Texte fourni:
Texte intégral
RÉPUBLIQUE FRANCAISE
AU NOM DU PEUPLE FRANCAIS
Instruction clôturée le 07 Novembre 2003 Audience publique du 27 Novembre 2003 LA TROISIÈME CHAMBRE DE LA COUR D’APPEL DE LYON, COMPOSITION DE LA COUR lors des débats et du délibéré : Madame MARTIN, Président, Monsieur SANTELLI, Conseiller Monsieur KERRAUDREN, Conseiller DÉBATS : à l’audience publique du 27 novembre 2003 GREFFIER : la Cour était assistée de Madame X…, Greffier, présent lors des débats seulement, ARRÊT : CONTRADICTOIRE prononcé à l’audience publique du 19 février 2004 par Madame MARTIN, Président, qui a signé la minute avec Madame Y…, Greffier en Chef.

Données sources:
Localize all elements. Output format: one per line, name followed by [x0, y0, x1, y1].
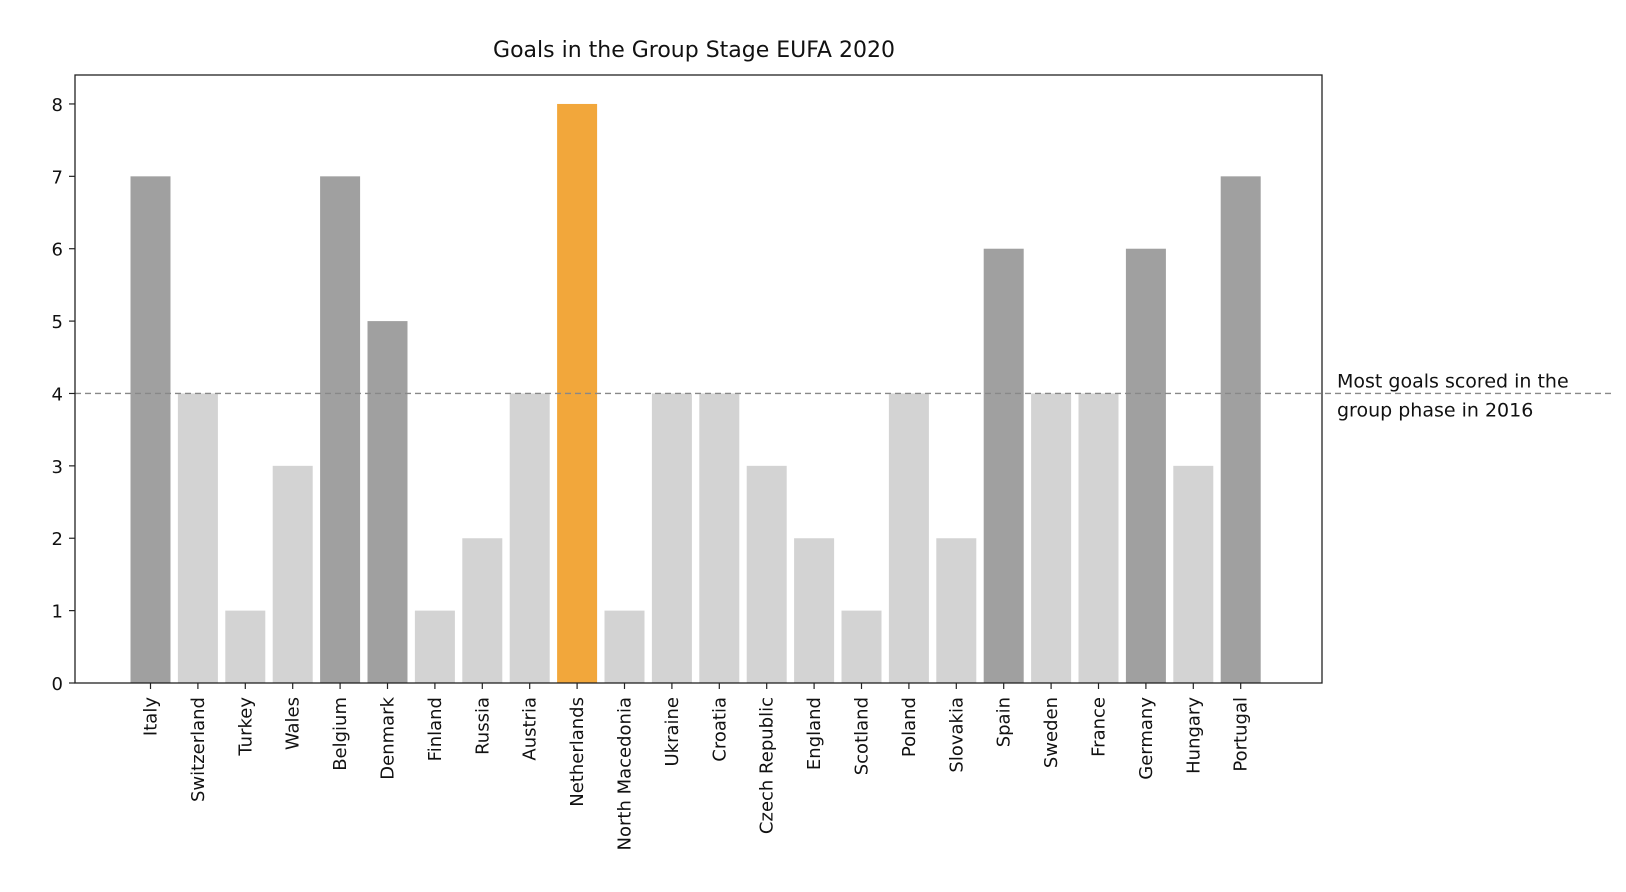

Consignes à suivre:
(a) Reproduisez fidèlement le passage de l'arrêt de la cour d'appel de Lyon qui commence par les mots contenant "Texte intégral" et se termine par "Greffier en Chef.".
(b) Dans l'arrêt de la cour d'appel de Lyon, à quelle date l'instruction a-t-elle été clôturée ?

Réponses par tâche:
(a)
Texte intégral
RÉPUBLIQUE FRANCAISE
AU NOM DU PEUPLE FRANCAIS
Instruction clôturée le 07 Novembre 2003 Audience publique du 27 Novembre 2003 LA TROISIÈME CHAMBRE DE LA COUR D’APPEL DE LYON, COMPOSITION DE LA COUR lors des débats et du délibéré : Madame MARTIN, Président, Monsieur SANTELLI, Conseiller Monsieur KERRAUDREN, Conseiller DÉBATS : à l’audience publique du 27 novembre 2003 GREFFIER : la Cour était assistée de Madame X…, Greffier, présent lors des débats seulement, ARRÊT : CONTRADICTOIRE prononcé à l’audience publique du 19 février 2004 par Madame MARTIN, Président, qui a signé la minute avec Madame Y…, Greffier en Chef.

(b) Le 07 novembre 2003.